Work instructions. Write the data out again in full, with no departure from the original.

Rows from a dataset
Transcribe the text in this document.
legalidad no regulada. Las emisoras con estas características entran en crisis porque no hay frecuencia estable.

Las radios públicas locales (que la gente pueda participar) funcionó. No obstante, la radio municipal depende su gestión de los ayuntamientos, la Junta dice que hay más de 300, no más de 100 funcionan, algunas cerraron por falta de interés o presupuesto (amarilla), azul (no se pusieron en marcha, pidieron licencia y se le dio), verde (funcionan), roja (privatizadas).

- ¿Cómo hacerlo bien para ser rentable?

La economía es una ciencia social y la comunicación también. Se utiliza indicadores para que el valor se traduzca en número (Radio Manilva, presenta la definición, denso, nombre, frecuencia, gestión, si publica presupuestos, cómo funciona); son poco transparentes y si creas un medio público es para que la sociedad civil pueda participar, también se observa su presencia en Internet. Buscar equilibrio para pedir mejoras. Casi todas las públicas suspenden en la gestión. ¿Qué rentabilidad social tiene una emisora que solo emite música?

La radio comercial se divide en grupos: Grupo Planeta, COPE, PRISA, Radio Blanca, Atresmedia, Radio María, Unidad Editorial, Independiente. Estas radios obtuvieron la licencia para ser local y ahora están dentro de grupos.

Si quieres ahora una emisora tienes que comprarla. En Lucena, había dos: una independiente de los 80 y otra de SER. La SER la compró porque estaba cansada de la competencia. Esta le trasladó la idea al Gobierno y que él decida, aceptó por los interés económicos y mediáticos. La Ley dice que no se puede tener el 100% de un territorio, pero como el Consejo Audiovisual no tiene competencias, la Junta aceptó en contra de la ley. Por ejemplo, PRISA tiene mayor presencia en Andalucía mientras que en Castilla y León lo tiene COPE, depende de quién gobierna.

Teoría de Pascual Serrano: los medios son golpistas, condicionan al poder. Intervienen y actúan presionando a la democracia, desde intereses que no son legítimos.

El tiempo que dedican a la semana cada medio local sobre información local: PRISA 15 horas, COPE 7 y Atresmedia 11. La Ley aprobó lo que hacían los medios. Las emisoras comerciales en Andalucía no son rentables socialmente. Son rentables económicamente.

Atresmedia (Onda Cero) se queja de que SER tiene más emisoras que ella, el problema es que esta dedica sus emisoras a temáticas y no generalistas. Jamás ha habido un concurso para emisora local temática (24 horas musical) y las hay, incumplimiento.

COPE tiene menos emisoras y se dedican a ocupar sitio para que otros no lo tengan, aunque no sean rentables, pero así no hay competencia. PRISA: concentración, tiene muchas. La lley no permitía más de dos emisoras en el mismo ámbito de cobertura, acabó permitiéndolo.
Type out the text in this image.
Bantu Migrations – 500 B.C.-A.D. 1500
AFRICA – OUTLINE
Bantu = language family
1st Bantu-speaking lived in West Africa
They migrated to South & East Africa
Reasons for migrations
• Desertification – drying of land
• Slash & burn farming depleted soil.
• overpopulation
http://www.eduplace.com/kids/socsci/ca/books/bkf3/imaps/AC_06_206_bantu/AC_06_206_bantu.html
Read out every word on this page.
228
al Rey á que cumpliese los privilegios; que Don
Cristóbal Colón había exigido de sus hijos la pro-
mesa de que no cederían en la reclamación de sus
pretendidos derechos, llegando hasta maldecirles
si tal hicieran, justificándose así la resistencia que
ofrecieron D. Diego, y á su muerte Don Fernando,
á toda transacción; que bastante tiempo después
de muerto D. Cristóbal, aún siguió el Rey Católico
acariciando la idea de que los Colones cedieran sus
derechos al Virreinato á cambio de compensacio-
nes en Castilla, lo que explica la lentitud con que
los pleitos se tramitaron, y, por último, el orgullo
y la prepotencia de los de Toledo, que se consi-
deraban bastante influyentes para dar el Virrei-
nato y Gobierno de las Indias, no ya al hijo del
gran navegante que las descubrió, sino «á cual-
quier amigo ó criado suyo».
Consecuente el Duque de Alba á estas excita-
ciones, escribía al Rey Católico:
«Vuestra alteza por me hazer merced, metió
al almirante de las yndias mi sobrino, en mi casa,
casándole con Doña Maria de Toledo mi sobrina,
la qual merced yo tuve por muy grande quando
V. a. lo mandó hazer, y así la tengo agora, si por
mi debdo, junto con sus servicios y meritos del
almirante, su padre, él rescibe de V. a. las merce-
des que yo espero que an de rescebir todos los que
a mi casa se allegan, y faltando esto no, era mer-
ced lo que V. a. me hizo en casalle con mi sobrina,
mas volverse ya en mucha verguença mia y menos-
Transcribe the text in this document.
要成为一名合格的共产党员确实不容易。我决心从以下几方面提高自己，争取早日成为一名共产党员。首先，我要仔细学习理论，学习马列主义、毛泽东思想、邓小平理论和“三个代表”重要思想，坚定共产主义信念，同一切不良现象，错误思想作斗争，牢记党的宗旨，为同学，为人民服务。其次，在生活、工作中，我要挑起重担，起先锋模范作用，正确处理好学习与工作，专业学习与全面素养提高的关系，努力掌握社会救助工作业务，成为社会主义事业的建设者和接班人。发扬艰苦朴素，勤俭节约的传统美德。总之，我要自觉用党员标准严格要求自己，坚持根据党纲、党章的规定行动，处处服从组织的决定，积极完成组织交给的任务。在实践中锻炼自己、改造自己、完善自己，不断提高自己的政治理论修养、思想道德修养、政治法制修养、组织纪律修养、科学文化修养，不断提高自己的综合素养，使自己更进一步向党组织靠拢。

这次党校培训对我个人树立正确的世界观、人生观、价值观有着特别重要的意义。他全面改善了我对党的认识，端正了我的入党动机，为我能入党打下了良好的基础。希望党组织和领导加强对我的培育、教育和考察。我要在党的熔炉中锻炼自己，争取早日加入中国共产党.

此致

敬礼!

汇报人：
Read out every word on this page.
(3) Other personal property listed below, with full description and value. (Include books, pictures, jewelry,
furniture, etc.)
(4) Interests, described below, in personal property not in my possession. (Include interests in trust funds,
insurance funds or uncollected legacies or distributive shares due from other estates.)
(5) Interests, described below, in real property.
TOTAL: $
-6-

Output for this task.
Transcribe the text in this document.
legalidad no regulada. Las emisoras con estas características entran en crisis porque no hay frecuencia estable.

Las radios públicas locales (que la gente pueda participar) funcionó. No obstante, la radio municipal depende su gestión de los ayuntamientos, la Junta dice que hay más de 300, no más de 100 funcionan, algunas cerraron por falta de interés o presupuesto (amarilla), azul (no se pusieron en marcha, pidieron licencia y se le dio), verde (funcionan), roja (privatizadas).

- ¿Cómo hacerlo bien para ser rentable?

La economía es una ciencia social y la comunicación también. Se utiliza indicadores para que el valor se traduzca en número (Radio Manilva, presenta la definición, denso, nombre, frecuencia, gestión, si publica presupuestos, cómo funciona); son poco transparentes y si creas un medio público es para que la sociedad civil pueda participar, también se observa su presencia en Internet. Buscar equilibrio para pedir mejoras. Casi todas las públicas suspenden en la gestión. ¿Qué rentabilidad social tiene una emisora que solo emite música?

La radio comercial se divide en grupos: Grupo Planeta, COPE, PRISA, Radio Blanca, Atresmedia, Radio María, Unidad Editorial, Independiente. Estas radios obtuvieron la licencia para ser local y ahora están dentro de grupos.

Si quieres ahora una emisora tienes que comprarla. En Lucena, había dos: una independiente de los 80 y otra de SER. La SER la compró porque estaba cansada de la competencia. Esta le trasladó la idea al Gobierno y que él decida, aceptó por los interés económicos y mediáticos. La Ley dice que no se puede tener el 100% de un territorio, pero como el Consejo Audiovisual no tiene competencias, la Junta aceptó en contra de la ley. Por ejemplo, PRISA tiene mayor presencia en Andalucía mientras que en Castilla y León lo tiene COPE, depende de quién gobierna.

Teoría de Pascual Serrano: los medios son golpistas, condicionan al poder. Intervienen y actúan presionando a la democracia, desde intereses que no son legítimos.

El tiempo que dedican a la semana cada medio local sobre información local: PRISA 15 horas, COPE 7 y Atresmedia 11. La Ley aprobó lo que hacían los medios. Las emisoras comerciales en Andalucía no son rentables socialmente. Son rentables económicamente.

Atresmedia (Onda Cero) se queja de que SER tiene más emisoras que ella, el problema es que esta dedica sus emisoras a temáticas y no generalistas. Jamás ha habido un concurso para emisora local temática (24 horas musical) y las hay, incumplimiento.

COPE tiene menos emisoras y se dedican a ocupar sitio para que otros no lo tengan, aunque no sean rentables, pero así no hay competencia. PRISA: concentración, tiene muchas. La lley no permitía más de dos emisoras en el mismo ámbito de cobertura, acabó permitiéndolo.
Type out the text in this image.
Bantu Migrations – 500 B.C.-A.D. 1500
AFRICA – OUTLINE
Bantu = language family
1st Bantu-speaking lived in West Africa
They migrated to South & East Africa
Reasons for migrations
• Desertification – drying of land
• Slash & burn farming depleted soil.
• overpopulation
http://www.eduplace.com/kids/socsci/ca/books/bkf3/imaps/AC_06_206_bantu/AC_06_206_bantu.html
Read out every word on this page.
228
al Rey á que cumpliese los privilegios; que Don
Cristóbal Colón había exigido de sus hijos la pro-
mesa de que no cederían en la reclamación de sus
pretendidos derechos, llegando hasta maldecirles
si tal hicieran, justificándose así la resistencia que
ofrecieron D. Diego, y á su muerte Don Fernando,
á toda transacción; que bastante tiempo después
de muerto D. Cristóbal, aún siguió el Rey Católico
acariciando la idea de que los Colones cedieran sus
derechos al Virreinato á cambio de compensacio-
nes en Castilla, lo que explica la lentitud con que
los pleitos se tramitaron, y, por último, el orgullo
y la prepotencia de los de Toledo, que se consi-
deraban bastante influyentes para dar el Virrei-
nato y Gobierno de las Indias, no ya al hijo del
gran navegante que las descubrió, sino «á cual-
quier amigo ó criado suyo».
Consecuente el Duque de Alba á estas excita-
ciones, escribía al Rey Católico:
«Vuestra alteza por me hazer merced, metió
al almirante de las yndias mi sobrino, en mi casa,
casándole con Doña Maria de Toledo mi sobrina,
la qual merced yo tuve por muy grande quando
V. a. lo mandó hazer, y así la tengo agora, si por
mi debdo, junto con sus servicios y meritos del
almirante, su padre, él rescibe de V. a. las merce-
des que yo espero que an de rescebir todos los que
a mi casa se allegan, y faltando esto no, era mer-
ced lo que V. a. me hizo en casalle con mi sobrina,
mas volverse ya en mucha verguença mia y menos-
Transcribe the text in this document.
要成为一名合格的共产党员确实不容易。我决心从以下几方面提高自己，争取早日成为一名共产党员。首先，我要仔细学习理论，学习马列主义、毛泽东思想、邓小平理论和“三个代表”重要思想，坚定共产主义信念，同一切不良现象，错误思想作斗争，牢记党的宗旨，为同学，为人民服务。其次，在生活、工作中，我要挑起重担，起先锋模范作用，正确处理好学习与工作，专业学习与全面素养提高的关系，努力掌握社会救助工作业务，成为社会主义事业的建设者和接班人。发扬艰苦朴素，勤俭节约的传统美德。总之，我要自觉用党员标准严格要求自己，坚持根据党纲、党章的规定行动，处处服从组织的决定，积极完成组织交给的任务。在实践中锻炼自己、改造自己、完善自己，不断提高自己的政治理论修养、思想道德修养、政治法制修养、组织纪律修养、科学文化修养，不断提高自己的综合素养，使自己更进一步向党组织靠拢。

这次党校培训对我个人树立正确的世界观、人生观、价值观有着特别重要的意义。他全面改善了我对党的认识，端正了我的入党动机，为我能入党打下了良好的基础。希望党组织和领导加强对我的培育、教育和考察。我要在党的熔炉中锻炼自己，争取早日加入中国共产党.

此致

敬礼!

汇报人：
Read out every word on this page.
(3) Other personal property listed below, with full description and value. (Include books, pictures, jewelry,
furniture, etc.)
(4) Interests, described below, in personal property not in my possession. (Include interests in trust funds,
insurance funds or uncollected legacies or distributive shares due from other estates.)
(5) Interests, described below, in real property.
TOTAL: $
-6-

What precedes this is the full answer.